___ Provided material

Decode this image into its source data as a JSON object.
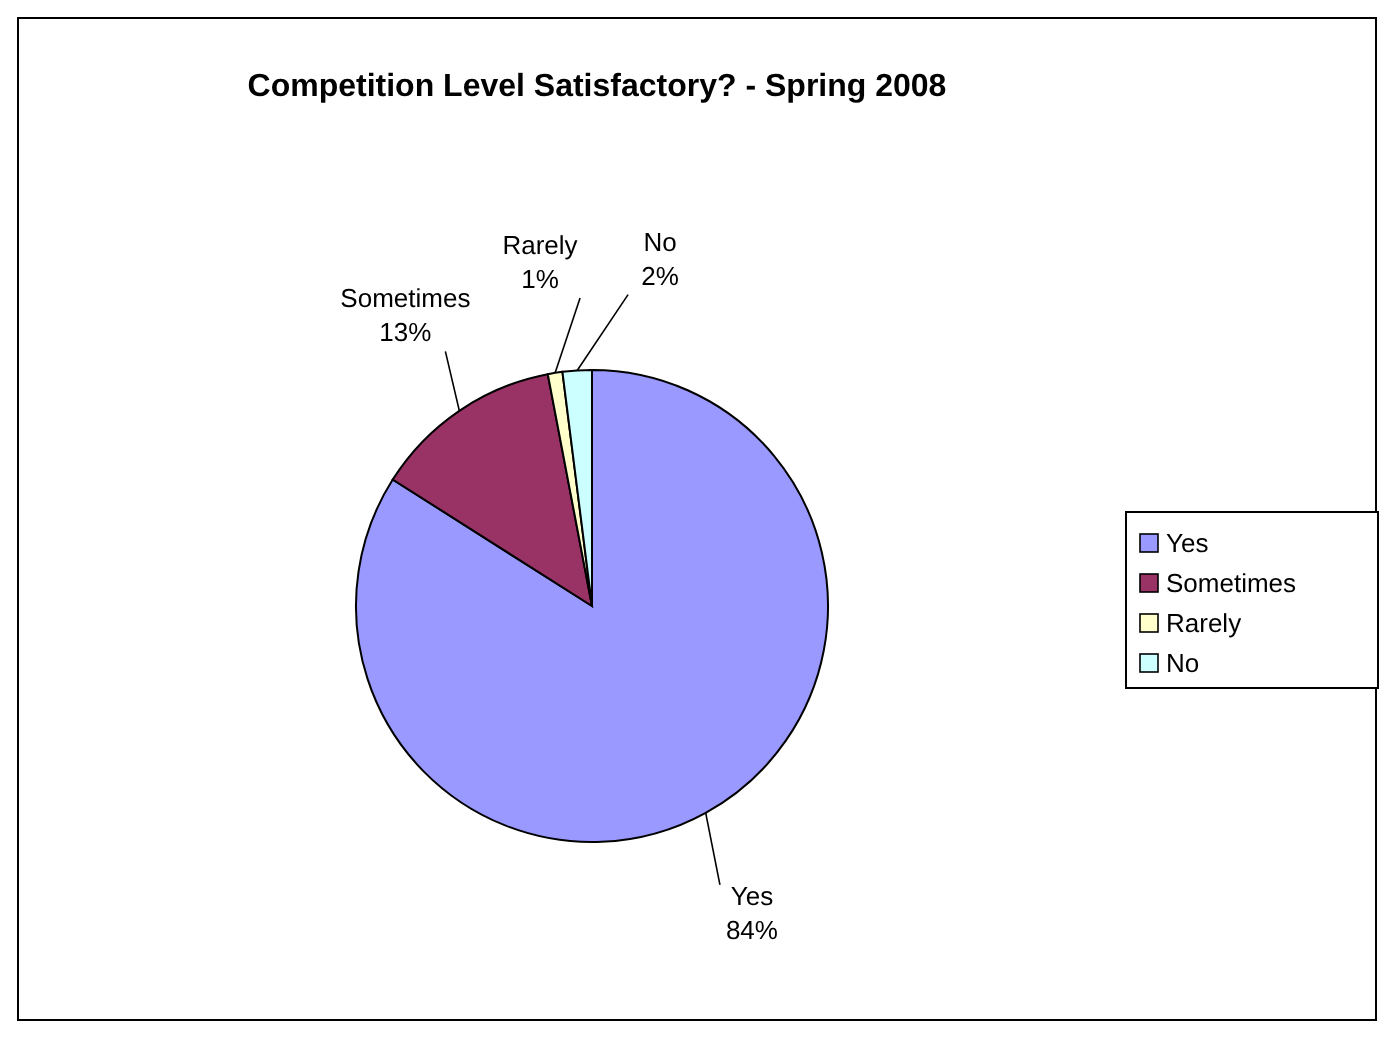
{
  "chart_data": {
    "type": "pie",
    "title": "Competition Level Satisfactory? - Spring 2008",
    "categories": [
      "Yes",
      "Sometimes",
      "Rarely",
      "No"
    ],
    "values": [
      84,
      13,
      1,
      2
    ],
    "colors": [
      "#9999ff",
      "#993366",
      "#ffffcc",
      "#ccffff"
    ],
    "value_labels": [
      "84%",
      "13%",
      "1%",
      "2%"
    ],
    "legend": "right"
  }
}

______
___ Provided material

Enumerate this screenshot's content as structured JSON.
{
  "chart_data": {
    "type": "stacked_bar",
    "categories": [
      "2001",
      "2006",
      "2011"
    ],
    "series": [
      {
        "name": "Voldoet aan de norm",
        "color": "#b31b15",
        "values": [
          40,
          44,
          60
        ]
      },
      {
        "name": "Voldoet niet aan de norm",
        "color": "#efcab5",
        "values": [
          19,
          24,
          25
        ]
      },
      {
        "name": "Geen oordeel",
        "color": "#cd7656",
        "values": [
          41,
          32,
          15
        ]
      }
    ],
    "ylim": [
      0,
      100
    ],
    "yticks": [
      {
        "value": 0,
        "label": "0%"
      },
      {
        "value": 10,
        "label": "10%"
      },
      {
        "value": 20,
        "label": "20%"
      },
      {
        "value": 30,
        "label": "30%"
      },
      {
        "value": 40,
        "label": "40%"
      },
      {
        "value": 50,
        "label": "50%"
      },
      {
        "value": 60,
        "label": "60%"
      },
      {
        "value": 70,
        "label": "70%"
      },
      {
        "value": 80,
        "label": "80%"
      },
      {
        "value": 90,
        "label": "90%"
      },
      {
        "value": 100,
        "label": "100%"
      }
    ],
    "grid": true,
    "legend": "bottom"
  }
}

______
___ Provided material

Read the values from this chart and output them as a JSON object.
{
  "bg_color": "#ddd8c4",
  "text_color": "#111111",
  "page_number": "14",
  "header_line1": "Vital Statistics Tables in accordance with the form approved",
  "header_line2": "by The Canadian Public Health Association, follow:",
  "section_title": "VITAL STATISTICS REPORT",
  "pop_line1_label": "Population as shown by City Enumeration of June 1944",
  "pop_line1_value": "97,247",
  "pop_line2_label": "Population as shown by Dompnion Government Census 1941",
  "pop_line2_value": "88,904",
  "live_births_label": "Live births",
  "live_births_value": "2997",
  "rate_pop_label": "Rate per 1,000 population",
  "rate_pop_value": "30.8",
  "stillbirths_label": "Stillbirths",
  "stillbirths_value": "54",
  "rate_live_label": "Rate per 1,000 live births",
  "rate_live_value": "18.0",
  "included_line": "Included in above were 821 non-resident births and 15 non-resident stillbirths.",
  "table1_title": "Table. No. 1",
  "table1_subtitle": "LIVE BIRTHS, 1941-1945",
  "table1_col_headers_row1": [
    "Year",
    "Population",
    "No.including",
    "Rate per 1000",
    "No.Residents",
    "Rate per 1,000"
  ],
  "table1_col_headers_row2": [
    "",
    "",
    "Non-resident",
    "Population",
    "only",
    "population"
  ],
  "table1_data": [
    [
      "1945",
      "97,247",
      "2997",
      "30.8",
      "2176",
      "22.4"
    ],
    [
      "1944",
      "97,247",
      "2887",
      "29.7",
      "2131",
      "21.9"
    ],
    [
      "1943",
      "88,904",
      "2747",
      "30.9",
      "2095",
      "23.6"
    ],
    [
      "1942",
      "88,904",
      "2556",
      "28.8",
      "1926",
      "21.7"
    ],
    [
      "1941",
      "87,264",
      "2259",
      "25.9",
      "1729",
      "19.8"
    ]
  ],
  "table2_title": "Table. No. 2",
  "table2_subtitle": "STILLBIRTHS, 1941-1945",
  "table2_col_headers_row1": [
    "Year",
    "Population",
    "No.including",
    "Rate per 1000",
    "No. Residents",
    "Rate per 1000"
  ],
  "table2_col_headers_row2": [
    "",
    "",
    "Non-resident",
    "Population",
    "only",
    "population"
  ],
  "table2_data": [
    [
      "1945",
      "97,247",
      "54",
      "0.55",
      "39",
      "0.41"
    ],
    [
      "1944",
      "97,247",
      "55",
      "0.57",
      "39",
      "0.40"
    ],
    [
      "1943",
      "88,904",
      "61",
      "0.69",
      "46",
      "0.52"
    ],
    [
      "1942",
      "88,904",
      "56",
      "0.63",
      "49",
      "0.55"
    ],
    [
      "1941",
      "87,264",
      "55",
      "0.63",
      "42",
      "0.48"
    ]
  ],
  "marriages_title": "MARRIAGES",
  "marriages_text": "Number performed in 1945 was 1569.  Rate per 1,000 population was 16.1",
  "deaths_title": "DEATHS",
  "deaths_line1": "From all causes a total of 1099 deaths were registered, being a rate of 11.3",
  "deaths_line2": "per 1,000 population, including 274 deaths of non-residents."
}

______

Problem description: Which lines contain "Voldoet"? Show each of them.

Exercise result:
        "name": "Voldoet aan de norm",
        "name": "Voldoet niet aan de norm",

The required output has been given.